- [Ziel 1] Geben Sie den Abschnitt der Datenzeilen von deren Anfang bis einschließlich der Zeile mit "x-tick-label: 27-May-2023 bbox=[683, 357, 765, 413]" als JSON-Liste von Zeichenketten wieder, mit einer Zeichenkette pro Zeile und ohne Leerzeilen.

- [Textblock]
.....

Samstag, 3. April 2021

Klimawohlstand: Dicke Luft in der Bundesworthülsenfabrik

Rainald Schawidow ist eine Seele von Mensch, ein gelassener Profi, ein Gelegenheitsangler, aber auch mit allen wassern von zwei recht unterschiedlichen politischen Systemen gewaschen, die sich in einem allerdings gleichen, wie der gebürtige Bergmannssohn aus Ludwigslust nicht müde wird zu betonen. Sprachlich setzt auch die moderne Digitaldemokratie der Bundesrepublik auf dieselbe Reflexmotorik in der Bevölkerungsansprache, die Schawidow schon als junger Lehrling im damaligen VEB Geschwätz kennen- und schätzen lernte.

.....

In einem Datensatz aufgeführte Einträge
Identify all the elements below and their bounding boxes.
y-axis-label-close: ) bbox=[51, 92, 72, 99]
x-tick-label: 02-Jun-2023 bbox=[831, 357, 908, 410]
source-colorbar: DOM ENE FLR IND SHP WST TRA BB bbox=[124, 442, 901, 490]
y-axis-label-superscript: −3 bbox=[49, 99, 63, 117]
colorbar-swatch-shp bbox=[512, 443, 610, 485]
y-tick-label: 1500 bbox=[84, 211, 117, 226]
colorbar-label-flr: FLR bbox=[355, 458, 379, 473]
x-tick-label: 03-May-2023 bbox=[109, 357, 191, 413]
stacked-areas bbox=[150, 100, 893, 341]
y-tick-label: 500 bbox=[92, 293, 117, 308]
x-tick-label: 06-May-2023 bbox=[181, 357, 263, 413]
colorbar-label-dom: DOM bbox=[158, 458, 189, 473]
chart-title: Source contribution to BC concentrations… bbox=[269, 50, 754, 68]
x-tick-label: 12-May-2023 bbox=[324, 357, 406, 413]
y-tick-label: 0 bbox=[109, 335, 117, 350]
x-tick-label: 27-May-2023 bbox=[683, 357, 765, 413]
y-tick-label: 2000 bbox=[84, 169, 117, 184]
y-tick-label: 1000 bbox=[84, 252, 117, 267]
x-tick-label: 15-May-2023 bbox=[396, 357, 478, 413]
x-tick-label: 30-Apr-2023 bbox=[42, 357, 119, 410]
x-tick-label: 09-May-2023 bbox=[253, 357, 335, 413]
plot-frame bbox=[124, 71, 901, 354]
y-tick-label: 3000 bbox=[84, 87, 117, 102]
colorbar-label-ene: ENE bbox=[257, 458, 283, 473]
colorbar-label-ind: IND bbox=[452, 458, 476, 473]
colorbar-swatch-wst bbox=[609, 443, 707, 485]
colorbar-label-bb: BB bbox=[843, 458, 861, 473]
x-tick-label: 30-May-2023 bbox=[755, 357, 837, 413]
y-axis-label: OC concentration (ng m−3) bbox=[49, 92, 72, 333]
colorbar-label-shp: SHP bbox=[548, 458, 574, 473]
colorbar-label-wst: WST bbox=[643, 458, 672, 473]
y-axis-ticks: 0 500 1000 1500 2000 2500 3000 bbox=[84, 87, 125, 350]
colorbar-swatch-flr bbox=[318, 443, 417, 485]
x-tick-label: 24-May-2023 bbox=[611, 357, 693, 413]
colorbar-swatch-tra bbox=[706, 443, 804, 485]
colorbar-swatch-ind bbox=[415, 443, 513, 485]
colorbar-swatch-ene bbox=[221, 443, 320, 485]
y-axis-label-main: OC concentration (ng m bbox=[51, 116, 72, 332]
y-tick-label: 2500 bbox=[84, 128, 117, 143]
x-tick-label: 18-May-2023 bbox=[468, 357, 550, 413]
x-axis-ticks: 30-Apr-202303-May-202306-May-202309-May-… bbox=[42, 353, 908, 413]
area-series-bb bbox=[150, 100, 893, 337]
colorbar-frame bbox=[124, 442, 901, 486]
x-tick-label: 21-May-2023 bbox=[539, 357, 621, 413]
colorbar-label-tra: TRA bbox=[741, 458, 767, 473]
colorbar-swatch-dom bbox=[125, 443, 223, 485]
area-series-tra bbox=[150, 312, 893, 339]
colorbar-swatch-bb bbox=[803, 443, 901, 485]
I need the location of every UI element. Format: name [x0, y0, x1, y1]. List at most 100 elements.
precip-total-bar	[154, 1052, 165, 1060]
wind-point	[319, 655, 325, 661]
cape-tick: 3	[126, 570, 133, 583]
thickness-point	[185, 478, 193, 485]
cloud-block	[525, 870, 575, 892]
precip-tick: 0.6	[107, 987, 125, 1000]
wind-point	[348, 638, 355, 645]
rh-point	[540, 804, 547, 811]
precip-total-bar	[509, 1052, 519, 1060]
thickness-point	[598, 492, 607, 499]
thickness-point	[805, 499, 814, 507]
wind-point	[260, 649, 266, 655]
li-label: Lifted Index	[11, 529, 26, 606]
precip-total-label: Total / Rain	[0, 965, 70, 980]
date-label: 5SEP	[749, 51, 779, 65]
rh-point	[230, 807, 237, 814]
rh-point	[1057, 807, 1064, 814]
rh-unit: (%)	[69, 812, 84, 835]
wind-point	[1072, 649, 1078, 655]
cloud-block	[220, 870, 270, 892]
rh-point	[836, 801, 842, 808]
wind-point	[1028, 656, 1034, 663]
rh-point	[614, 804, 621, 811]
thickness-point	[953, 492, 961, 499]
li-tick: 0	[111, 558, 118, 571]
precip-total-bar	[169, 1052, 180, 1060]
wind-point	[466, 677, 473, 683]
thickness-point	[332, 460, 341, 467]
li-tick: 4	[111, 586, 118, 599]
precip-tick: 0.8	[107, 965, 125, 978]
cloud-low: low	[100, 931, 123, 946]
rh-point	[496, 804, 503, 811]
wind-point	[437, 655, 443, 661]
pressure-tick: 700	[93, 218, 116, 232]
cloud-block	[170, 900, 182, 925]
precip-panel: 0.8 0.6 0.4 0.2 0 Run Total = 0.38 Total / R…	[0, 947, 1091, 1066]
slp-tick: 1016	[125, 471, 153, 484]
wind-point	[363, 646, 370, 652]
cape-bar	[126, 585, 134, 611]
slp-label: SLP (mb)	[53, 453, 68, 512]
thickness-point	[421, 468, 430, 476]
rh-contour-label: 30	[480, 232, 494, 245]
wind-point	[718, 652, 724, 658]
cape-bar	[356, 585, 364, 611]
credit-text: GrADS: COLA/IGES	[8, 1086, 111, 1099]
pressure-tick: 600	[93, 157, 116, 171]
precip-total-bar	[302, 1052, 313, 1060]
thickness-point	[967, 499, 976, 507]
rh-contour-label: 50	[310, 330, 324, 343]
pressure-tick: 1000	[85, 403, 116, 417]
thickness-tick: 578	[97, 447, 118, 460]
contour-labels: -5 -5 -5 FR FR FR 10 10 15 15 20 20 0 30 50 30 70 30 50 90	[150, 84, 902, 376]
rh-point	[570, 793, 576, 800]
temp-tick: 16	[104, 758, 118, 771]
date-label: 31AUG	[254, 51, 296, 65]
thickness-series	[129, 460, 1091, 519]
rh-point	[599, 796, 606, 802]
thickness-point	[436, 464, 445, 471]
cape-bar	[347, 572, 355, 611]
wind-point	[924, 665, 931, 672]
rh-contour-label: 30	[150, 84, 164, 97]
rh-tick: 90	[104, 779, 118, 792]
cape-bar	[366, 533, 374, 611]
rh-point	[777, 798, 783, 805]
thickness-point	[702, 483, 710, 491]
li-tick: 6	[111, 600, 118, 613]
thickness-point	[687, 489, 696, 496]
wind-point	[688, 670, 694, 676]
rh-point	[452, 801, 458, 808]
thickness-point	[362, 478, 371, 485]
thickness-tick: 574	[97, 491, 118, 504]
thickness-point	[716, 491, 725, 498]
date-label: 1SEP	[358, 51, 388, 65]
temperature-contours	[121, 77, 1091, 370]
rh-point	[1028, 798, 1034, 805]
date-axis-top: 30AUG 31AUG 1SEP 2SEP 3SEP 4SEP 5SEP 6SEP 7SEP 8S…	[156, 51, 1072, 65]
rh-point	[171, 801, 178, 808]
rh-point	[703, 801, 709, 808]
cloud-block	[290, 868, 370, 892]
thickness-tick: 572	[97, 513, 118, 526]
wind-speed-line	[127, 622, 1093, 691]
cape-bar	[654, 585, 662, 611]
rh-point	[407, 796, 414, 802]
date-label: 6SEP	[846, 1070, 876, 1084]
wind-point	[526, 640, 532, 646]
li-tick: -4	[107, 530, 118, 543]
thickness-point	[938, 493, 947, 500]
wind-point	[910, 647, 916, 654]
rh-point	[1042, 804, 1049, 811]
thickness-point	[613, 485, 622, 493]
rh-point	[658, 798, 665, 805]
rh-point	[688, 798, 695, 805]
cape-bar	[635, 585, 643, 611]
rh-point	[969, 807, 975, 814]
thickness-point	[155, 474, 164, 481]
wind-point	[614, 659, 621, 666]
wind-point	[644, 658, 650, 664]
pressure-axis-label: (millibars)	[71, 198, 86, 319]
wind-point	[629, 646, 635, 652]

.....

- [Ziel 2] Aus welchem Ort stammt Rainald Schawidow laut dem Textblock über die Bundesworthülsenfabrik?

- [Erwartete Antwort 1]
[
  "Identify all the elements below and their bounding boxes.",
  "y-axis-label-close: ) bbox=[51, 92, 72, 99]",
  "x-tick-label: 02-Jun-2023 bbox=[831, 357, 908, 410]",
  "source-colorbar: DOM ENE FLR IND SHP WST TRA BB bbox=[124, 442, 901, 490]",
  "y-axis-label-superscript: −3 bbox=[49, 99, 63, 117]",
  "colorbar-swatch-shp bbox=[512, 443, 610, 485]",
  "y-tick-label: 1500 bbox=[84, 211, 117, 226]",
  "colorbar-label-flr: FLR bbox=[355, 458, 379, 473]",
  "x-tick-label: 03-May-2023 bbox=[109, 357, 191, 413]",
  "stacked-areas bbox=[150, 100, 893, 341]",
  "y-tick-label: 500 bbox=[92, 293, 117, 308]",
  "x-tick-label: 06-May-2023 bbox=[181, 357, 263, 413]",
  "colorbar-label-dom: DOM bbox=[158, 458, 189, 473]",
  "chart-title: Source contribution to BC concentrations… bbox=[269, 50, 754, 68]",
  "x-tick-label: 12-May-2023 bbox=[324, 357, 406, 413]",
  "y-tick-label: 0 bbox=[109, 335, 117, 350]",
  "x-tick-label: 27-May-2023 bbox=[683, 357, 765, 413]"
]

- [Erwartete Antwort 2] Aus Ludwigslust.